**TASK REQUIREMENTS**
Set down the material below word for word, excluding the pictures.

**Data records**
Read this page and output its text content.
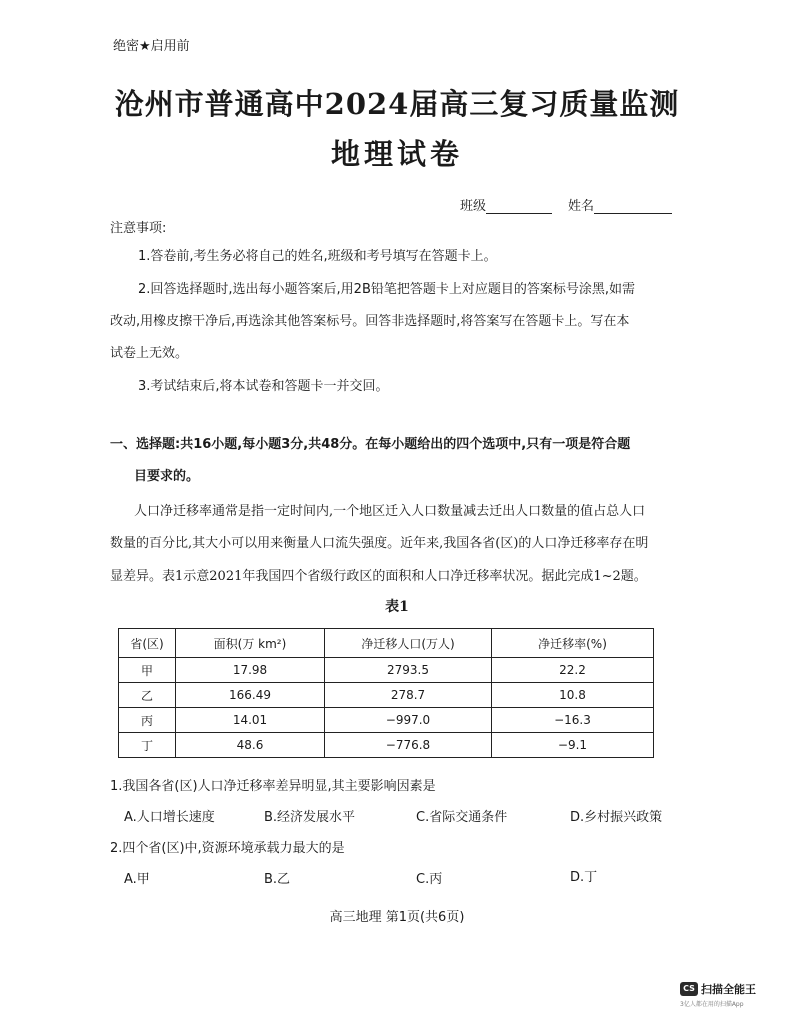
绝密★启用前
沧州市普通高中2024届高三复习质量监测
地理试卷
班级	姓名
注意事项:
1.答卷前,考生务必将自己的姓名,班级和考号填写在答题卡上。
2.回答选择题时,选出每小题答案后,用2B铅笔把答题卡上对应题目的答案标号涂黑,如需
改动,用橡皮擦干净后,再选涂其他答案标号。回答非选择题时,将答案写在答题卡上。写在本
试卷上无效。
3.考试结束后,将本试卷和答题卡一并交回。
一、选择题:共16小题,每小题3分,共48分。在每小题给出的四个选项中,只有一项是符合题
目要求的。
人口净迁移率通常是指一定时间内,一个地区迁入人口数量减去迁出人口数量的值占总人口
数量的百分比,其大小可以用来衡量人口流失强度。近年来,我国各省(区)的人口净迁移率存在明
显差异。表1示意2021年我国四个省级行政区的面积和人口净迁移率状况。据此完成1~2题。
表1
省(区)	面积(万 km²)	净迁移人口(万人)	净迁移率(%)
甲	17.98	2793.5	22.2
乙	166.49	278.7	10.8
丙	14.01	−997.0	−16.3
丁	48.6	−776.8	−9.1
1.我国各省(区)人口净迁移率差异明显,其主要影响因素是
A.人口增长速度	B.经济发展水平	C.省际交通条件	D.乡村振兴政策
2.四个省(区)中,资源环境承载力最大的是
A.甲	B.乙	C.丙	D.丁
高三地理 第1页(共6页)
CS 扫描全能王
3亿人都在用的扫描App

**WRITTEN SOLUTION**
Read this page and output its text content.
绝密★启用前
沧州市普通高中2024届高三复习质量监测
地理试卷
班级	姓名
注意事项:
1.答卷前,考生务必将自己的姓名,班级和考号填写在答题卡上。
2.回答选择题时,选出每小题答案后,用2B铅笔把答题卡上对应题目的答案标号涂黑,如需
改动,用橡皮擦干净后,再选涂其他答案标号。回答非选择题时,将答案写在答题卡上。写在本
试卷上无效。
3.考试结束后,将本试卷和答题卡一并交回。
一、选择题:共16小题,每小题3分,共48分。在每小题给出的四个选项中,只有一项是符合题
目要求的。
人口净迁移率通常是指一定时间内,一个地区迁入人口数量减去迁出人口数量的值占总人口
数量的百分比,其大小可以用来衡量人口流失强度。近年来,我国各省(区)的人口净迁移率存在明
显差异。表1示意2021年我国四个省级行政区的面积和人口净迁移率状况。据此完成1~2题。
表1
省(区)	面积(万 km²)	净迁移人口(万人)	净迁移率(%)
甲	17.98	2793.5	22.2
乙	166.49	278.7	10.8
丙	14.01	−997.0	−16.3
丁	48.6	−776.8	−9.1
1.我国各省(区)人口净迁移率差异明显,其主要影响因素是
A.人口增长速度	B.经济发展水平	C.省际交通条件	D.乡村振兴政策
2.四个省(区)中,资源环境承载力最大的是
A.甲	B.乙	C.丙	D.丁
高三地理 第1页(共6页)
CS 扫描全能王
3亿人都在用的扫描App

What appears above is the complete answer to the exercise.